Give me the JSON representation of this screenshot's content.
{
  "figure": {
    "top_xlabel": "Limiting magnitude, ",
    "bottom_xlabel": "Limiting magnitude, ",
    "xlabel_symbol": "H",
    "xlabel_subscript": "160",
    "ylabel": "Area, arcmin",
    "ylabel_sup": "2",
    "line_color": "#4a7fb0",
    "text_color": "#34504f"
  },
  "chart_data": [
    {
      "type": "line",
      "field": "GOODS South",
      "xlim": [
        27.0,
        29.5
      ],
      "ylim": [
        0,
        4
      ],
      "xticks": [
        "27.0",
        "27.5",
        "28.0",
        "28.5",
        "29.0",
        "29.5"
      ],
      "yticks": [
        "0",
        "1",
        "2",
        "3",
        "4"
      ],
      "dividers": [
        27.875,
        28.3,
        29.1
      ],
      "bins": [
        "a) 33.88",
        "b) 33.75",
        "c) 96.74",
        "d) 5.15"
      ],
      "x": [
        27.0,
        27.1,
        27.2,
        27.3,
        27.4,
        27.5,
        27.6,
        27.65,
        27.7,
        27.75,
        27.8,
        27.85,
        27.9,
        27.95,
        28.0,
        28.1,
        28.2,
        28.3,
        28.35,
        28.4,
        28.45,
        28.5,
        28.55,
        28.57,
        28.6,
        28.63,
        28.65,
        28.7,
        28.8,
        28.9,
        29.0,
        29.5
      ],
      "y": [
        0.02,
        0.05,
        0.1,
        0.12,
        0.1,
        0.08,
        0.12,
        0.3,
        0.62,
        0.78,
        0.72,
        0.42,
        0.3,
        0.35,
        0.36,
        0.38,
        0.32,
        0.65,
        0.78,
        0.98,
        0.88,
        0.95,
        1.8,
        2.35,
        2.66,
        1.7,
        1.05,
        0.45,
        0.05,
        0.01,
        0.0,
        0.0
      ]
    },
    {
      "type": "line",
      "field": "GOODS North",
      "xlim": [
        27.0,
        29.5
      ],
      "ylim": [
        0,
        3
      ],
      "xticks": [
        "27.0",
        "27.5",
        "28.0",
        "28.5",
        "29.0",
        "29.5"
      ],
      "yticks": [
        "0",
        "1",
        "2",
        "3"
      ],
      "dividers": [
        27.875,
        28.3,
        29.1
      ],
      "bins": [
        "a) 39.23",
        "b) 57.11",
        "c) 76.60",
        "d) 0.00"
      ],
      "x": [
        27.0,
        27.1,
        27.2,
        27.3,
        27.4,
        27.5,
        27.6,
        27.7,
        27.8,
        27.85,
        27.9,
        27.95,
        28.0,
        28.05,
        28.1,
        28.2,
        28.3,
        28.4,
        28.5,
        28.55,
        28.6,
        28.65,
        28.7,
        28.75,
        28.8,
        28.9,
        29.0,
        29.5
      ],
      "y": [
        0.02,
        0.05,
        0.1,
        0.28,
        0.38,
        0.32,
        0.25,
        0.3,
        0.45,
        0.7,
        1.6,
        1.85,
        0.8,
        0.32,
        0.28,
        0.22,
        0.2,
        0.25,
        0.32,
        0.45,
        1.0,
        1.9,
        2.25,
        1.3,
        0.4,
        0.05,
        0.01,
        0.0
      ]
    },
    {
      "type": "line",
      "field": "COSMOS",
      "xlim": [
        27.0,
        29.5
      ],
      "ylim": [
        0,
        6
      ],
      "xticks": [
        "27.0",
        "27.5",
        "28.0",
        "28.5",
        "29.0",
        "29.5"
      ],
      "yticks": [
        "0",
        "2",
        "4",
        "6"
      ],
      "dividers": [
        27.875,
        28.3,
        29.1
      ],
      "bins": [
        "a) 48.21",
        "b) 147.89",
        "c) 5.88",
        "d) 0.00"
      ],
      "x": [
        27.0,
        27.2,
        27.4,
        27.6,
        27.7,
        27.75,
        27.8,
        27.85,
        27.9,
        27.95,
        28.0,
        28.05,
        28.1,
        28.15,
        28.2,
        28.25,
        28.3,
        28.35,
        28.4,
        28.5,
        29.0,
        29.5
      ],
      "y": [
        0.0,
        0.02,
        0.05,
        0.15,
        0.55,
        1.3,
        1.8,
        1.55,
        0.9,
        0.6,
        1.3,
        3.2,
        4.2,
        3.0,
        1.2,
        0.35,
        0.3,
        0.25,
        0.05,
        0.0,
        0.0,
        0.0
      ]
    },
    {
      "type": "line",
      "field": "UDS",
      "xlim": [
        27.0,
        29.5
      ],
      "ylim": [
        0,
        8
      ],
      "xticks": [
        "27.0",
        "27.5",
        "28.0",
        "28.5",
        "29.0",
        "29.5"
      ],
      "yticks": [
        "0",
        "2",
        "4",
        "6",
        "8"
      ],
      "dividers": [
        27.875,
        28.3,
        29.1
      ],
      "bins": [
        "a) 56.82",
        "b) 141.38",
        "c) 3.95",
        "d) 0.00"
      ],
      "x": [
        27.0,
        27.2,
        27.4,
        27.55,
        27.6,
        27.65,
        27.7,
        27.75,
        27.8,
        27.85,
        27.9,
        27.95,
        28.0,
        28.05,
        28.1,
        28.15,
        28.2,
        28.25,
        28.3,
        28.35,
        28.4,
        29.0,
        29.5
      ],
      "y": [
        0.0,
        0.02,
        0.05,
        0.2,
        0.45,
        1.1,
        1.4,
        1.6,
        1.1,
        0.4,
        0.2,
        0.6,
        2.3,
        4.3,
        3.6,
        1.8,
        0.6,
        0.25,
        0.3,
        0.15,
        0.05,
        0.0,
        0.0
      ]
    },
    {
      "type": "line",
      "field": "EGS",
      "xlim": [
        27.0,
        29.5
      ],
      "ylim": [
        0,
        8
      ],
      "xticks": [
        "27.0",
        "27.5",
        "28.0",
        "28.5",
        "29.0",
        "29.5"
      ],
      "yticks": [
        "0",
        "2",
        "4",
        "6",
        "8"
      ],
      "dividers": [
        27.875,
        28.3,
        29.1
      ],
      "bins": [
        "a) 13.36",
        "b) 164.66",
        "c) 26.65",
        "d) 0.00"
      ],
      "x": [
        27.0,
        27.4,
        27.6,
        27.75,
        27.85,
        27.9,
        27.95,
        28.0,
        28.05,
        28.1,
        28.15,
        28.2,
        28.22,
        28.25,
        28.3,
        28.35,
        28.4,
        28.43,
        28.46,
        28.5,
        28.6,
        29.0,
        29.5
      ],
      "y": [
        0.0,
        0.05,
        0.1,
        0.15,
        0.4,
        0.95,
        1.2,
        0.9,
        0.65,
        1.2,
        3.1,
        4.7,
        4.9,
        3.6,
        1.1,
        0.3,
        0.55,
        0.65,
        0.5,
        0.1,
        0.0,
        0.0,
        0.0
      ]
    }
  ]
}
· · · · ·
What is needed
Return every record, word for word.

Answer to this exercise
Give me the JSON representation of this screenshot's content.
{
  "figure": {
    "top_xlabel": "Limiting magnitude, ",
    "bottom_xlabel": "Limiting magnitude, ",
    "xlabel_symbol": "H",
    "xlabel_subscript": "160",
    "ylabel": "Area, arcmin",
    "ylabel_sup": "2",
    "line_color": "#4a7fb0",
    "text_color": "#34504f"
  },
  "chart_data": [
    {
      "type": "line",
      "field": "GOODS South",
      "xlim": [
        27.0,
        29.5
      ],
      "ylim": [
        0,
        4
      ],
      "xticks": [
        "27.0",
        "27.5",
        "28.0",
        "28.5",
        "29.0",
        "29.5"
      ],
      "yticks": [
        "0",
        "1",
        "2",
        "3",
        "4"
      ],
      "dividers": [
        27.875,
        28.3,
        29.1
      ],
      "bins": [
        "a) 33.88",
        "b) 33.75",
        "c) 96.74",
        "d) 5.15"
      ],
      "x": [
        27.0,
        27.1,
        27.2,
        27.3,
        27.4,
        27.5,
        27.6,
        27.65,
        27.7,
        27.75,
        27.8,
        27.85,
        27.9,
        27.95,
        28.0,
        28.1,
        28.2,
        28.3,
        28.35,
        28.4,
        28.45,
        28.5,
        28.55,
        28.57,
        28.6,
        28.63,
        28.65,
        28.7,
        28.8,
        28.9,
        29.0,
        29.5
      ],
      "y": [
        0.02,
        0.05,
        0.1,
        0.12,
        0.1,
        0.08,
        0.12,
        0.3,
        0.62,
        0.78,
        0.72,
        0.42,
        0.3,
        0.35,
        0.36,
        0.38,
        0.32,
        0.65,
        0.78,
        0.98,
        0.88,
        0.95,
        1.8,
        2.35,
        2.66,
        1.7,
        1.05,
        0.45,
        0.05,
        0.01,
        0.0,
        0.0
      ]
    },
    {
      "type": "line",
      "field": "GOODS North",
      "xlim": [
        27.0,
        29.5
      ],
      "ylim": [
        0,
        3
      ],
      "xticks": [
        "27.0",
        "27.5",
        "28.0",
        "28.5",
        "29.0",
        "29.5"
      ],
      "yticks": [
        "0",
        "1",
        "2",
        "3"
      ],
      "dividers": [
        27.875,
        28.3,
        29.1
      ],
      "bins": [
        "a) 39.23",
        "b) 57.11",
        "c) 76.60",
        "d) 0.00"
      ],
      "x": [
        27.0,
        27.1,
        27.2,
        27.3,
        27.4,
        27.5,
        27.6,
        27.7,
        27.8,
        27.85,
        27.9,
        27.95,
        28.0,
        28.05,
        28.1,
        28.2,
        28.3,
        28.4,
        28.5,
        28.55,
        28.6,
        28.65,
        28.7,
        28.75,
        28.8,
        28.9,
        29.0,
        29.5
      ],
      "y": [
        0.02,
        0.05,
        0.1,
        0.28,
        0.38,
        0.32,
        0.25,
        0.3,
        0.45,
        0.7,
        1.6,
        1.85,
        0.8,
        0.32,
        0.28,
        0.22,
        0.2,
        0.25,
        0.32,
        0.45,
        1.0,
        1.9,
        2.25,
        1.3,
        0.4,
        0.05,
        0.01,
        0.0
      ]
    },
    {
      "type": "line",
      "field": "COSMOS",
      "xlim": [
        27.0,
        29.5
      ],
      "ylim": [
        0,
        6
      ],
      "xticks": [
        "27.0",
        "27.5",
        "28.0",
        "28.5",
        "29.0",
        "29.5"
      ],
      "yticks": [
        "0",
        "2",
        "4",
        "6"
      ],
      "dividers": [
        27.875,
        28.3,
        29.1
      ],
      "bins": [
        "a) 48.21",
        "b) 147.89",
        "c) 5.88",
        "d) 0.00"
      ],
      "x": [
        27.0,
        27.2,
        27.4,
        27.6,
        27.7,
        27.75,
        27.8,
        27.85,
        27.9,
        27.95,
        28.0,
        28.05,
        28.1,
        28.15,
        28.2,
        28.25,
        28.3,
        28.35,
        28.4,
        28.5,
        29.0,
        29.5
      ],
      "y": [
        0.0,
        0.02,
        0.05,
        0.15,
        0.55,
        1.3,
        1.8,
        1.55,
        0.9,
        0.6,
        1.3,
        3.2,
        4.2,
        3.0,
        1.2,
        0.35,
        0.3,
        0.25,
        0.05,
        0.0,
        0.0,
        0.0
      ]
    },
    {
      "type": "line",
      "field": "UDS",
      "xlim": [
        27.0,
        29.5
      ],
      "ylim": [
        0,
        8
      ],
      "xticks": [
        "27.0",
        "27.5",
        "28.0",
        "28.5",
        "29.0",
        "29.5"
      ],
      "yticks": [
        "0",
        "2",
        "4",
        "6",
        "8"
      ],
      "dividers": [
        27.875,
        28.3,
        29.1
      ],
      "bins": [
        "a) 56.82",
        "b) 141.38",
        "c) 3.95",
        "d) 0.00"
      ],
      "x": [
        27.0,
        27.2,
        27.4,
        27.55,
        27.6,
        27.65,
        27.7,
        27.75,
        27.8,
        27.85,
        27.9,
        27.95,
        28.0,
        28.05,
        28.1,
        28.15,
        28.2,
        28.25,
        28.3,
        28.35,
        28.4,
        29.0,
        29.5
      ],
      "y": [
        0.0,
        0.02,
        0.05,
        0.2,
        0.45,
        1.1,
        1.4,
        1.6,
        1.1,
        0.4,
        0.2,
        0.6,
        2.3,
        4.3,
        3.6,
        1.8,
        0.6,
        0.25,
        0.3,
        0.15,
        0.05,
        0.0,
        0.0
      ]
    },
    {
      "type": "line",
      "field": "EGS",
      "xlim": [
        27.0,
        29.5
      ],
      "ylim": [
        0,
        8
      ],
      "xticks": [
        "27.0",
        "27.5",
        "28.0",
        "28.5",
        "29.0",
        "29.5"
      ],
      "yticks": [
        "0",
        "2",
        "4",
        "6",
        "8"
      ],
      "dividers": [
        27.875,
        28.3,
        29.1
      ],
      "bins": [
        "a) 13.36",
        "b) 164.66",
        "c) 26.65",
        "d) 0.00"
      ],
      "x": [
        27.0,
        27.4,
        27.6,
        27.75,
        27.85,
        27.9,
        27.95,
        28.0,
        28.05,
        28.1,
        28.15,
        28.2,
        28.22,
        28.25,
        28.3,
        28.35,
        28.4,
        28.43,
        28.46,
        28.5,
        28.6,
        29.0,
        29.5
      ],
      "y": [
        0.0,
        0.05,
        0.1,
        0.15,
        0.4,
        0.95,
        1.2,
        0.9,
        0.65,
        1.2,
        3.1,
        4.7,
        4.9,
        3.6,
        1.1,
        0.3,
        0.55,
        0.65,
        0.5,
        0.1,
        0.0,
        0.0,
        0.0
      ]
    }
  ]
}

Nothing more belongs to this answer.